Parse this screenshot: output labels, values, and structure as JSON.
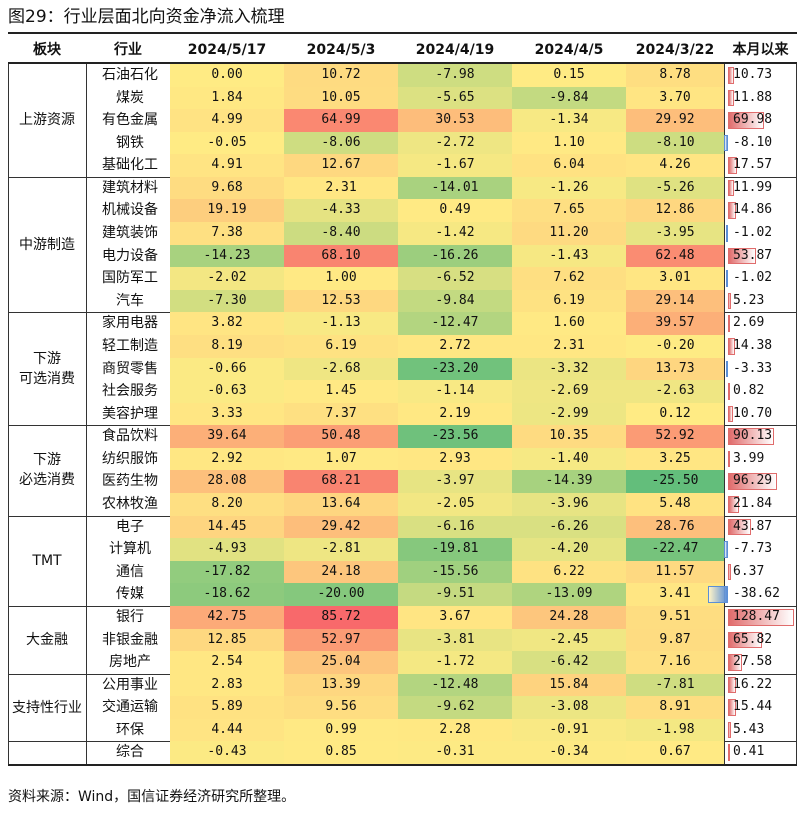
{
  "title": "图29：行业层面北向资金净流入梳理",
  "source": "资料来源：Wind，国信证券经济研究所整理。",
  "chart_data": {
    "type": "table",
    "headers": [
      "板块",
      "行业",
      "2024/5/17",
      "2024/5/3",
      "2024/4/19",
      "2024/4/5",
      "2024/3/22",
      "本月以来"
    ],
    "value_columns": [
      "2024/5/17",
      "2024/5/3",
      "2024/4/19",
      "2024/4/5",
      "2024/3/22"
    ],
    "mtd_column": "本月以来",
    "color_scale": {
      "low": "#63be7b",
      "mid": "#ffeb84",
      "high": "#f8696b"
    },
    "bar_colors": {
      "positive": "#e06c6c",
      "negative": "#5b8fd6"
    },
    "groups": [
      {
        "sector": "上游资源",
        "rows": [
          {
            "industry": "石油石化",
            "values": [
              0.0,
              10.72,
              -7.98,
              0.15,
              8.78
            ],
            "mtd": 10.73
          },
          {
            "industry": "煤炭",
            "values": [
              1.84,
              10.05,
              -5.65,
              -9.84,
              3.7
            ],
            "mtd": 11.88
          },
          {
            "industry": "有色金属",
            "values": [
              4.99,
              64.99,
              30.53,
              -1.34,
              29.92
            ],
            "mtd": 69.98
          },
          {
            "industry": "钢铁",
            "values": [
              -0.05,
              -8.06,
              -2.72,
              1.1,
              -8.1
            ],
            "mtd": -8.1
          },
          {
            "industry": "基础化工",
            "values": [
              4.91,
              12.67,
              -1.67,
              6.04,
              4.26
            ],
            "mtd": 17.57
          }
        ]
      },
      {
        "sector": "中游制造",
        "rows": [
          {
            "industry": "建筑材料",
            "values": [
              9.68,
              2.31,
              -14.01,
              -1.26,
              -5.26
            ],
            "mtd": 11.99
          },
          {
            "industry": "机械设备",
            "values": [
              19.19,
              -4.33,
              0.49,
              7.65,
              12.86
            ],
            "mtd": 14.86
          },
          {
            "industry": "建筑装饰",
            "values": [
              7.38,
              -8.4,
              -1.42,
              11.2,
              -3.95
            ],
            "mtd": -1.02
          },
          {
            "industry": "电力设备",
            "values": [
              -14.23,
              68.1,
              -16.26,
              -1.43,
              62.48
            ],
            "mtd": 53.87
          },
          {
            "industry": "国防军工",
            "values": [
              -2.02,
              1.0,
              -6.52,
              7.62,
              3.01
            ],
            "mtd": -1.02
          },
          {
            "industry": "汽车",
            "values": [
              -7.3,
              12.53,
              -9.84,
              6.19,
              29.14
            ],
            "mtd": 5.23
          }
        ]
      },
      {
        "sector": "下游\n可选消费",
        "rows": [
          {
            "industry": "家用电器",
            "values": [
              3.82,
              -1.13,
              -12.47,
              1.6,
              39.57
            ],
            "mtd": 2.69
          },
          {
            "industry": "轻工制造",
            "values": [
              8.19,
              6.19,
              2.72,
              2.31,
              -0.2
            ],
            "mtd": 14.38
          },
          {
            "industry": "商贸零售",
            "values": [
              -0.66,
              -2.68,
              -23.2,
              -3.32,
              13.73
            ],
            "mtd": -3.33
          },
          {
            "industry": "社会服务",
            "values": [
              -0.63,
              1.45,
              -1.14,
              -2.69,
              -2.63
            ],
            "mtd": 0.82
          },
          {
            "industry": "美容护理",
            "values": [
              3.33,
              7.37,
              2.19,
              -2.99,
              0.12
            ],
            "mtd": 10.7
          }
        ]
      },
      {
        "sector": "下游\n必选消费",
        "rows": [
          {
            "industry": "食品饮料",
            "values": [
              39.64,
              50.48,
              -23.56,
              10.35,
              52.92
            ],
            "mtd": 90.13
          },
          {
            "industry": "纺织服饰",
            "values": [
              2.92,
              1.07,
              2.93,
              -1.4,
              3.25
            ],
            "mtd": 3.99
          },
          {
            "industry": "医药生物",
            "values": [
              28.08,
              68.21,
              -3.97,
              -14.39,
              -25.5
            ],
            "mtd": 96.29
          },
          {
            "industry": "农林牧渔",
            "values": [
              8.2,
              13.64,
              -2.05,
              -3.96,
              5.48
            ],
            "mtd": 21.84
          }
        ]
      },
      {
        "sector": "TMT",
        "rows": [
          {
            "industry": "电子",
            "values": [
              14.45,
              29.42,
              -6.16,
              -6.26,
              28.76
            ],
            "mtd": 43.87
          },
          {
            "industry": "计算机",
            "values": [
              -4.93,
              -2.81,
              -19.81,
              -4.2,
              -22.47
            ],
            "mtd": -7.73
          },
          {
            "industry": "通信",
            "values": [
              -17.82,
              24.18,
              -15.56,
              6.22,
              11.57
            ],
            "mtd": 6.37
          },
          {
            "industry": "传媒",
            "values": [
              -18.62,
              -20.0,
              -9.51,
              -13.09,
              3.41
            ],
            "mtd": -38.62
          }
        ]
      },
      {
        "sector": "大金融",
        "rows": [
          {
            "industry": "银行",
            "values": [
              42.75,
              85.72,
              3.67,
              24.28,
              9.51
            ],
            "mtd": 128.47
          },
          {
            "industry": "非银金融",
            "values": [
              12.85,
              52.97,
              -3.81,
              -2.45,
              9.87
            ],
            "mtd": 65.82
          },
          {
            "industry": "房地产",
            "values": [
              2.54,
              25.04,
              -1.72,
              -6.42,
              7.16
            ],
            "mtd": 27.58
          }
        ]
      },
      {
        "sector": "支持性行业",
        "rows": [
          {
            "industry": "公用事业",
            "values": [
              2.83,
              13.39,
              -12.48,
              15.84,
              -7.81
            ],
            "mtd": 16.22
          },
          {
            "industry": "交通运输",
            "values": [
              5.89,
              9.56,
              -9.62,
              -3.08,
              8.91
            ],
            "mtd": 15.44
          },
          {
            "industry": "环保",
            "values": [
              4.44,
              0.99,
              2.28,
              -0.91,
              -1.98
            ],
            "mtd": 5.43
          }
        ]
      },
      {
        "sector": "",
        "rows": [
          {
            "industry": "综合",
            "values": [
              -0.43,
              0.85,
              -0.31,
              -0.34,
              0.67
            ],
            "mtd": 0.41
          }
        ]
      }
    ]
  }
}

---------------

The task: Go through the records. Copy each line where "sector" appears.

Exercise solution:
        "sector": "上游资源",
        "sector": "中游制造",
        "sector": "下游\n可选消费",
        "sector": "下游\n必选消费",
        "sector": "TMT",
        "sector": "大金融",
        "sector": "支持性行业",
        "sector": "",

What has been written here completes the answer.